[Start RECORDS]

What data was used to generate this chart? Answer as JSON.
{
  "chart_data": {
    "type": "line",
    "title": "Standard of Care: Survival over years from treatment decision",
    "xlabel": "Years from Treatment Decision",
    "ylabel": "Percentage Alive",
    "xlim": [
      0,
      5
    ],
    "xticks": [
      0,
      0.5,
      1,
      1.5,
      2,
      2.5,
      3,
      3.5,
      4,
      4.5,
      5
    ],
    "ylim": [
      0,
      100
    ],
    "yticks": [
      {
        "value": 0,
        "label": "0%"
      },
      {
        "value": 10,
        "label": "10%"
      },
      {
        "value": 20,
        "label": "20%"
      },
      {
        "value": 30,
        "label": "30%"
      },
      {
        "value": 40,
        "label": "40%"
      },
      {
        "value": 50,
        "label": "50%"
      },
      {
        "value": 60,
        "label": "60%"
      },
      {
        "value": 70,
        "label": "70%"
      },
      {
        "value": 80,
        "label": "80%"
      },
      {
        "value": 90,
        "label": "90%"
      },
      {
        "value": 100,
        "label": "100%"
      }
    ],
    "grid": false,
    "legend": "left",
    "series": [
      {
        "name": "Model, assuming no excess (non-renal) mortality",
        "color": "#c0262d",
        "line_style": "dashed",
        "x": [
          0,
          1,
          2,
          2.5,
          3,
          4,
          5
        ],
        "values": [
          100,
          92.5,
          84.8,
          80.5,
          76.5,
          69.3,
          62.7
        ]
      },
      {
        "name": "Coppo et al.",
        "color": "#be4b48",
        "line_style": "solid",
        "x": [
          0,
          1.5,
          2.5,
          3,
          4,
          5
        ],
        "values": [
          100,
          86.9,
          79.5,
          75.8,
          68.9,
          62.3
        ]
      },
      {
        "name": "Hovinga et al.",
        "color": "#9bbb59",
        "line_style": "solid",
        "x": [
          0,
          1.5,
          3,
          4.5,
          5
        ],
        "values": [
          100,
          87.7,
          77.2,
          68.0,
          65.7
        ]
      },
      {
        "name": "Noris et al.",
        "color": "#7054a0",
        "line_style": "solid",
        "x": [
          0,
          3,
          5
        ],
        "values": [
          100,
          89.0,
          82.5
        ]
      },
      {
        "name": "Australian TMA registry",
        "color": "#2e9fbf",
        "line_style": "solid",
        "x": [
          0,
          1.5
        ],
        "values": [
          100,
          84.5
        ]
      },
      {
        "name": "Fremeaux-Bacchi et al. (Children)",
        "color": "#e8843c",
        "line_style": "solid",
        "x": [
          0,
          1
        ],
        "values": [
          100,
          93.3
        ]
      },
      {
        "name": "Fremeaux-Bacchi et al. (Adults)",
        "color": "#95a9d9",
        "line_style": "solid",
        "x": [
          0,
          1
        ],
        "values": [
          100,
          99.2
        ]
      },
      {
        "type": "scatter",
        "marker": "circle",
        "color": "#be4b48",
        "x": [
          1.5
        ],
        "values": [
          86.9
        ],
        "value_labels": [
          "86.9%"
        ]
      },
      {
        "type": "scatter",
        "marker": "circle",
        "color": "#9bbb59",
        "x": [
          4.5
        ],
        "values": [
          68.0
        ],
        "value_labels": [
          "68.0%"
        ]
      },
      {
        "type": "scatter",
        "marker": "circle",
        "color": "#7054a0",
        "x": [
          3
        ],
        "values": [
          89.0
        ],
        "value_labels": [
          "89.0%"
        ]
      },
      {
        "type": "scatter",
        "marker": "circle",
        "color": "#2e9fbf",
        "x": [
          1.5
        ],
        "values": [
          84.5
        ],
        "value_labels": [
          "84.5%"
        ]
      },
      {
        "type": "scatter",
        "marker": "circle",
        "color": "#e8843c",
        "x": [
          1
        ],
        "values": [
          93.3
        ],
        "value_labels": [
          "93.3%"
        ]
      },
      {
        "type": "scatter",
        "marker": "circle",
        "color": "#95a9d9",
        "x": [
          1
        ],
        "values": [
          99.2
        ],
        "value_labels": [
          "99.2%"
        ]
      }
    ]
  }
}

[End RECORDS]

WORK REQUIRED:
Which lines in the records above contain the string "from"? Copy each one.

ANSWER FOR THE TASK:
    "title": "Standard of Care: Survival over years from treatment decision",
    "xlabel": "Years from Treatment Decision",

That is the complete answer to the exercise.